#### What this task involves
Each line below should be retyped exactly, with no pictures.

#### Records provided
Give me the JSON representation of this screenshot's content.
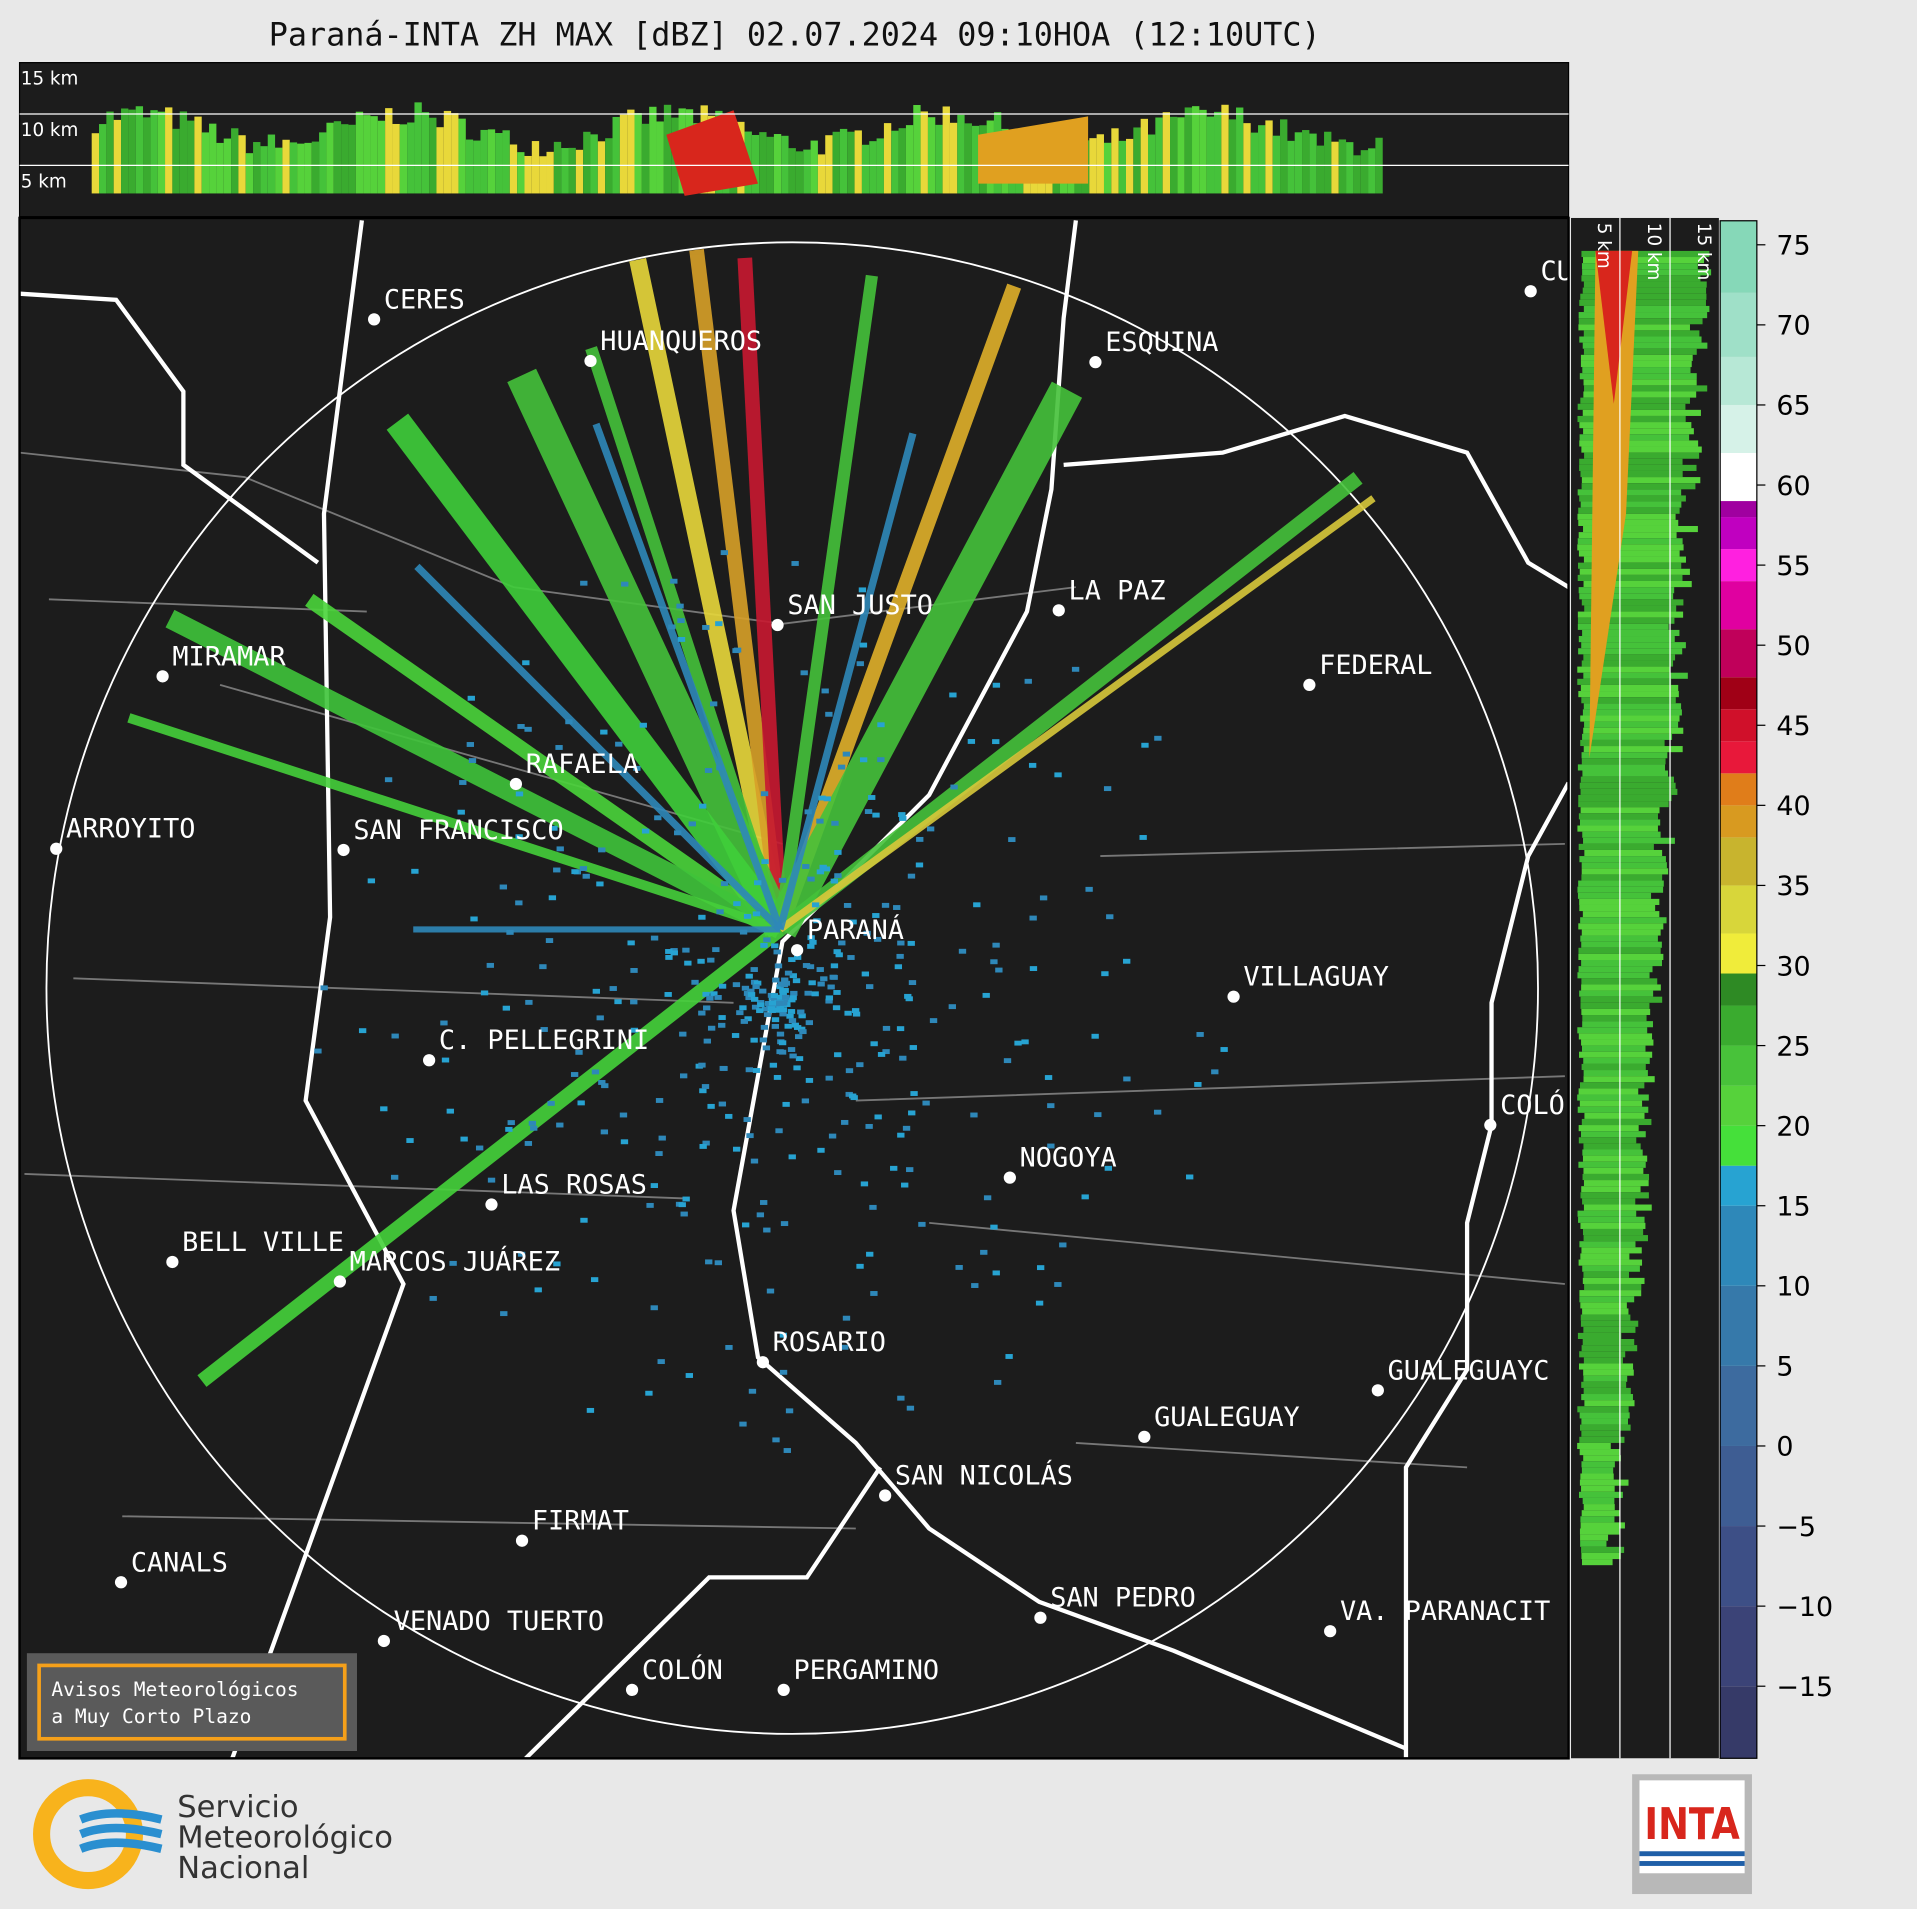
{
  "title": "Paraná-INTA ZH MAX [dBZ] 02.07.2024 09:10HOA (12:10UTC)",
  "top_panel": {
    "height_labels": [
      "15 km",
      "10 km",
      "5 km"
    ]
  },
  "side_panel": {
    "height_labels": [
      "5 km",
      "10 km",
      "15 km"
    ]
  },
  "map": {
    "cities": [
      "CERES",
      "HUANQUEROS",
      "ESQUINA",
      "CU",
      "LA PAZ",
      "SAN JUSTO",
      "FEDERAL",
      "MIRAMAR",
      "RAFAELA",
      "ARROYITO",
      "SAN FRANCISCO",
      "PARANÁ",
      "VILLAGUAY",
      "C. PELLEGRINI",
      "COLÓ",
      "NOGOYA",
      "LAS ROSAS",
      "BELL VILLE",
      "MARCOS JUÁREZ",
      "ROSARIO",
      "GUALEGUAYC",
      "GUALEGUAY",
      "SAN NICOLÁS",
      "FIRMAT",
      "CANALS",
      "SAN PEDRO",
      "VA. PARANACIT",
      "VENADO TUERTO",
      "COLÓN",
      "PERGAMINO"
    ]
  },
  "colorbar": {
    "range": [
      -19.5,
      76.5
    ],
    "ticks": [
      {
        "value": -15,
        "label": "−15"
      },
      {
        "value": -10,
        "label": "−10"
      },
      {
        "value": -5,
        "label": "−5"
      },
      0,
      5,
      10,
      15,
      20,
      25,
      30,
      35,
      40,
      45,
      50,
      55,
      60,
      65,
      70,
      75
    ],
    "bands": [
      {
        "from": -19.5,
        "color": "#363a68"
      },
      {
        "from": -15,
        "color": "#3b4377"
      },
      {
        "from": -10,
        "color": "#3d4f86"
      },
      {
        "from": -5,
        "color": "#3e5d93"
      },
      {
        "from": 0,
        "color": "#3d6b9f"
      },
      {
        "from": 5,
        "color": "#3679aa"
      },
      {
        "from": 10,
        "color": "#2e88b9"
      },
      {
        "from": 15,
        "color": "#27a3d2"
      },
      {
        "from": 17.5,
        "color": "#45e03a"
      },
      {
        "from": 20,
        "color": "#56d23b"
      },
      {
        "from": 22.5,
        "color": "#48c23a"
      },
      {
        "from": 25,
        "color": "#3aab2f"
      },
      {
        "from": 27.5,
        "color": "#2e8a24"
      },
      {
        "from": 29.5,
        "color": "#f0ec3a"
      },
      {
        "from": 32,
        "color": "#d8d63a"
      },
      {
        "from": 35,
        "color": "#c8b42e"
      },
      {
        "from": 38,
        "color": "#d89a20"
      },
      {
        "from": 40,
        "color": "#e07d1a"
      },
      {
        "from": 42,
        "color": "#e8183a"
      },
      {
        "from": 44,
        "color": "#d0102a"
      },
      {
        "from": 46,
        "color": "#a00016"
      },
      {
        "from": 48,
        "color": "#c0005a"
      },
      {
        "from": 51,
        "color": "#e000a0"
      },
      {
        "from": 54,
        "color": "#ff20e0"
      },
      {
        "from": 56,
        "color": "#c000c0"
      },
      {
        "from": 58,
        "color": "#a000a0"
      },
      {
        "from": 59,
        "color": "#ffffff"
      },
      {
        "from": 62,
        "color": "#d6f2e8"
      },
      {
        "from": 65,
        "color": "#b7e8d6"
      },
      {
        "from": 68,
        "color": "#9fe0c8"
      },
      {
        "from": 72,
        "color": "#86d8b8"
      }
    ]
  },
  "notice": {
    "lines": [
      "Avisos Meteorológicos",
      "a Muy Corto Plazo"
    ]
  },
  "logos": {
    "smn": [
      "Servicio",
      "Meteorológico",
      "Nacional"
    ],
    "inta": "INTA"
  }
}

#### Exercise answer
Give me the JSON representation of this screenshot's content.
{
  "title": "Paraná-INTA ZH MAX [dBZ] 02.07.2024 09:10HOA (12:10UTC)",
  "top_panel": {
    "height_labels": [
      "15 km",
      "10 km",
      "5 km"
    ]
  },
  "side_panel": {
    "height_labels": [
      "5 km",
      "10 km",
      "15 km"
    ]
  },
  "map": {
    "cities": [
      "CERES",
      "HUANQUEROS",
      "ESQUINA",
      "CU",
      "LA PAZ",
      "SAN JUSTO",
      "FEDERAL",
      "MIRAMAR",
      "RAFAELA",
      "ARROYITO",
      "SAN FRANCISCO",
      "PARANÁ",
      "VILLAGUAY",
      "C. PELLEGRINI",
      "COLÓ",
      "NOGOYA",
      "LAS ROSAS",
      "BELL VILLE",
      "MARCOS JUÁREZ",
      "ROSARIO",
      "GUALEGUAYC",
      "GUALEGUAY",
      "SAN NICOLÁS",
      "FIRMAT",
      "CANALS",
      "SAN PEDRO",
      "VA. PARANACIT",
      "VENADO TUERTO",
      "COLÓN",
      "PERGAMINO"
    ]
  },
  "colorbar": {
    "range": [
      -19.5,
      76.5
    ],
    "ticks": [
      {
        "value": -15,
        "label": "−15"
      },
      {
        "value": -10,
        "label": "−10"
      },
      {
        "value": -5,
        "label": "−5"
      },
      0,
      5,
      10,
      15,
      20,
      25,
      30,
      35,
      40,
      45,
      50,
      55,
      60,
      65,
      70,
      75
    ],
    "bands": [
      {
        "from": -19.5,
        "color": "#363a68"
      },
      {
        "from": -15,
        "color": "#3b4377"
      },
      {
        "from": -10,
        "color": "#3d4f86"
      },
      {
        "from": -5,
        "color": "#3e5d93"
      },
      {
        "from": 0,
        "color": "#3d6b9f"
      },
      {
        "from": 5,
        "color": "#3679aa"
      },
      {
        "from": 10,
        "color": "#2e88b9"
      },
      {
        "from": 15,
        "color": "#27a3d2"
      },
      {
        "from": 17.5,
        "color": "#45e03a"
      },
      {
        "from": 20,
        "color": "#56d23b"
      },
      {
        "from": 22.5,
        "color": "#48c23a"
      },
      {
        "from": 25,
        "color": "#3aab2f"
      },
      {
        "from": 27.5,
        "color": "#2e8a24"
      },
      {
        "from": 29.5,
        "color": "#f0ec3a"
      },
      {
        "from": 32,
        "color": "#d8d63a"
      },
      {
        "from": 35,
        "color": "#c8b42e"
      },
      {
        "from": 38,
        "color": "#d89a20"
      },
      {
        "from": 40,
        "color": "#e07d1a"
      },
      {
        "from": 42,
        "color": "#e8183a"
      },
      {
        "from": 44,
        "color": "#d0102a"
      },
      {
        "from": 46,
        "color": "#a00016"
      },
      {
        "from": 48,
        "color": "#c0005a"
      },
      {
        "from": 51,
        "color": "#e000a0"
      },
      {
        "from": 54,
        "color": "#ff20e0"
      },
      {
        "from": 56,
        "color": "#c000c0"
      },
      {
        "from": 58,
        "color": "#a000a0"
      },
      {
        "from": 59,
        "color": "#ffffff"
      },
      {
        "from": 62,
        "color": "#d6f2e8"
      },
      {
        "from": 65,
        "color": "#b7e8d6"
      },
      {
        "from": 68,
        "color": "#9fe0c8"
      },
      {
        "from": 72,
        "color": "#86d8b8"
      }
    ]
  },
  "notice": {
    "lines": [
      "Avisos Meteorológicos",
      "a Muy Corto Plazo"
    ]
  },
  "logos": {
    "smn": [
      "Servicio",
      "Meteorológico",
      "Nacional"
    ],
    "inta": "INTA"
  }
}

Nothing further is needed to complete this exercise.